Written problem
Answer with a single number: how many lines in the listing below include "conversion"?

Records from a collection of figures
********
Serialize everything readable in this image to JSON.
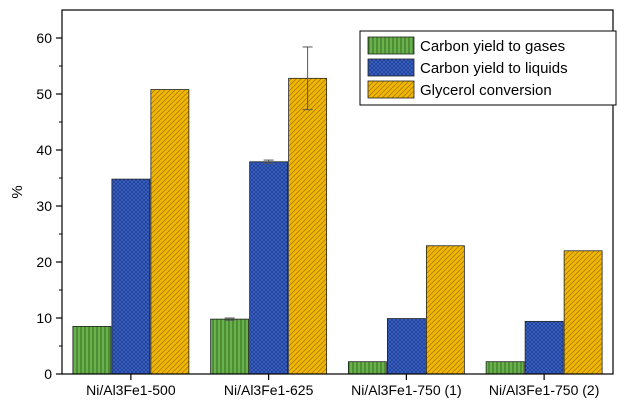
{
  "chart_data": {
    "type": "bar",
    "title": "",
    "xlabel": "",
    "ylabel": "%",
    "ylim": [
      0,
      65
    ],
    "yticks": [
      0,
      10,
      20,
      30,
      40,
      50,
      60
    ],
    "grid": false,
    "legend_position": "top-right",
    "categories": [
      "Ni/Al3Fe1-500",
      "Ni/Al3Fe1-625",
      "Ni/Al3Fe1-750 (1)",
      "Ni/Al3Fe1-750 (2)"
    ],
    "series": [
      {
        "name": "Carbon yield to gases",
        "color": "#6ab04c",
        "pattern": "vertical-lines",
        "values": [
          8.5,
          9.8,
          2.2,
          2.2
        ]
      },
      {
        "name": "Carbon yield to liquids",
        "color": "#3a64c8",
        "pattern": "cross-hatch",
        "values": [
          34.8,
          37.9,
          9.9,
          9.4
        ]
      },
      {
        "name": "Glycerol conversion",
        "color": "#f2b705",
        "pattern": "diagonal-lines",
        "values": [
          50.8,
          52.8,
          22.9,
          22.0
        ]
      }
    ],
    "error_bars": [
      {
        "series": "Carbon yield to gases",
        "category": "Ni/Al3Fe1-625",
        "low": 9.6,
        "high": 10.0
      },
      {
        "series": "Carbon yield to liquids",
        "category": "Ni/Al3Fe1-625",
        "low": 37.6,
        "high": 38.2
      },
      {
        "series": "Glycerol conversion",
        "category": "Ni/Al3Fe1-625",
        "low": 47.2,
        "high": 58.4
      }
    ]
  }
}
********
Written response
2